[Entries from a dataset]

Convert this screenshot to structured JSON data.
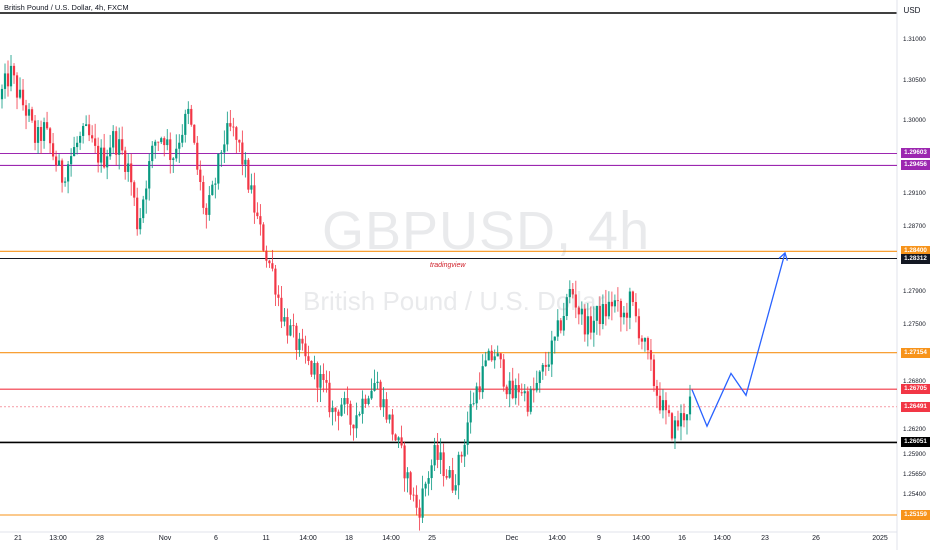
{
  "header": {
    "title": "British Pound / U.S. Dollar, 4h, FXCM",
    "currency": "USD"
  },
  "watermark": {
    "symbol": "GBPUSD, 4h",
    "description": "British Pound / U.S. Dollar",
    "brand": "tradingview"
  },
  "price_axis": {
    "min": 1.2495,
    "max": 1.3133,
    "ticks": [
      "1.31000",
      "1.30500",
      "1.30000",
      "1.29100",
      "1.28700",
      "1.27900",
      "1.27500",
      "1.26800",
      "1.26200",
      "1.25900",
      "1.25650",
      "1.25400"
    ]
  },
  "time_axis": {
    "labels": [
      "21",
      "13:00",
      "28",
      "Nov",
      "6",
      "11",
      "14:00",
      "18",
      "14:00",
      "25",
      "Dec",
      "14:00",
      "9",
      "14:00",
      "16",
      "14:00",
      "23",
      "26",
      "2025"
    ]
  },
  "levels": [
    {
      "label": "1.29603",
      "value": 1.29603,
      "color": "#9c27b0",
      "line": "#9c27b0"
    },
    {
      "label": "1.29456",
      "value": 1.29456,
      "color": "#9c27b0",
      "line": "#9c27b0"
    },
    {
      "label": "1.28400",
      "value": 1.284,
      "color": "#f7931a",
      "line": "#f7931a"
    },
    {
      "label": "1.28312",
      "value": 1.28312,
      "color": "#131722",
      "line": "#131722"
    },
    {
      "label": "1.27154",
      "value": 1.27154,
      "color": "#f7931a",
      "line": "#f7931a"
    },
    {
      "label": "1.26705",
      "value": 1.26705,
      "color": "#f23645",
      "line": "#f23645"
    },
    {
      "label": "1.26491",
      "value": 1.26491,
      "color": "#f23645",
      "line": "#f7a8b0"
    },
    {
      "label": "1.26051",
      "value": 1.26051,
      "color": "#000000",
      "line": "#000000"
    },
    {
      "label": "1.25159",
      "value": 1.25159,
      "color": "#f7931a",
      "line": "#f7931a"
    }
  ],
  "colors": {
    "up": "#089981",
    "down": "#f23645",
    "projection": "#2962ff",
    "top_line": "#000000"
  },
  "chart_data": {
    "type": "candlestick",
    "symbol": "GBPUSD",
    "timeframe": "4h",
    "source": "FXCM",
    "close_path": [
      1.3035,
      1.306,
      1.303,
      1.301,
      1.2975,
      1.299,
      1.296,
      1.293,
      1.2955,
      1.2975,
      1.2985,
      1.296,
      1.2955,
      1.298,
      1.2965,
      1.294,
      1.287,
      1.293,
      1.2975,
      1.2985,
      1.2955,
      1.2985,
      1.301,
      1.294,
      1.288,
      1.292,
      1.2975,
      1.299,
      1.2965,
      1.2925,
      1.288,
      1.284,
      1.281,
      1.276,
      1.274,
      1.272,
      1.27,
      1.269,
      1.267,
      1.264,
      1.2655,
      1.263,
      1.2645,
      1.267,
      1.268,
      1.265,
      1.262,
      1.259,
      1.255,
      1.252,
      1.256,
      1.259,
      1.2575,
      1.2555,
      1.2585,
      1.264,
      1.2675,
      1.27,
      1.2715,
      1.269,
      1.266,
      1.2675,
      1.2655,
      1.2675,
      1.27,
      1.2725,
      1.276,
      1.2795,
      1.2765,
      1.2745,
      1.276,
      1.2765,
      1.278,
      1.2755,
      1.278,
      1.2745,
      1.271,
      1.267,
      1.264,
      1.262,
      1.2635,
      1.2655
    ],
    "projection": [
      {
        "t": "Dec 17",
        "price": 1.267
      },
      {
        "t": "Dec 18",
        "price": 1.2625
      },
      {
        "t": "Dec 20",
        "price": 1.269
      },
      {
        "t": "Dec 23",
        "price": 1.2663
      },
      {
        "t": "Dec 27",
        "price": 1.2838
      }
    ]
  }
}
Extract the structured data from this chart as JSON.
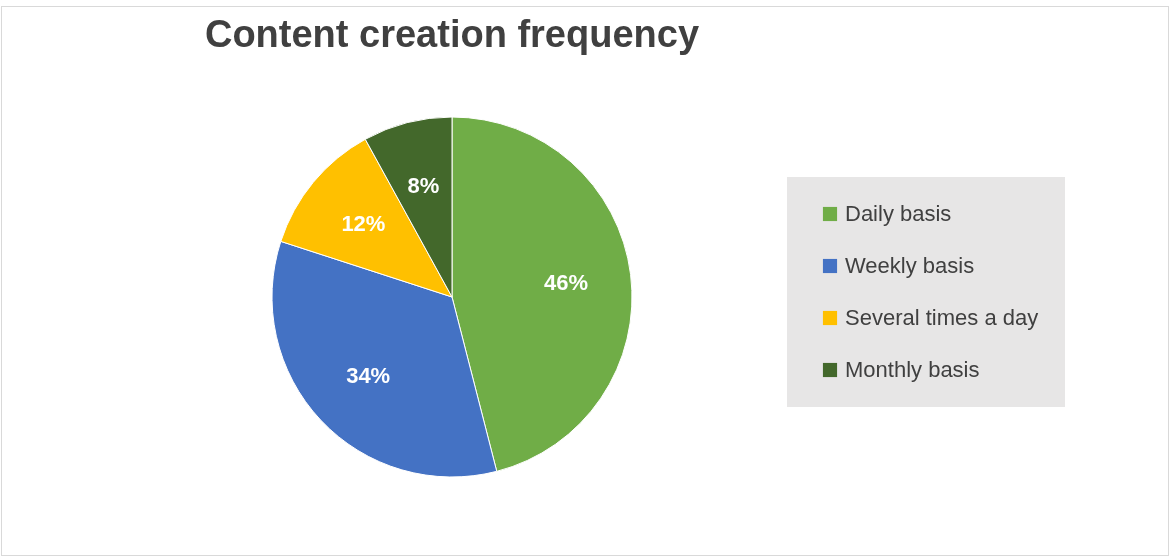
{
  "chart_data": {
    "type": "pie",
    "title": "Content creation frequency",
    "categories": [
      "Daily basis",
      "Weekly basis",
      "Several times a day",
      "Monthly basis"
    ],
    "values": [
      46,
      34,
      12,
      8
    ],
    "value_labels": [
      "46%",
      "34%",
      "12%",
      "8%"
    ],
    "colors": [
      "#70ad47",
      "#4472c4",
      "#ffc000",
      "#43682b"
    ],
    "legend": "right"
  }
}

● Task requirements: In the records above, find the line containing "Extract the structured". Reproduce it and every line after it through the last line, omitting pictures.

● Written answer:
Extract the structured data from this chart as JSON.
{
  "chart_data": {
    "type": "pie",
    "title": "Content creation frequency",
    "categories": [
      "Daily basis",
      "Weekly basis",
      "Several times a day",
      "Monthly basis"
    ],
    "values": [
      46,
      34,
      12,
      8
    ],
    "value_labels": [
      "46%",
      "34%",
      "12%",
      "8%"
    ],
    "colors": [
      "#70ad47",
      "#4472c4",
      "#ffc000",
      "#43682b"
    ],
    "legend": "right"
  }
}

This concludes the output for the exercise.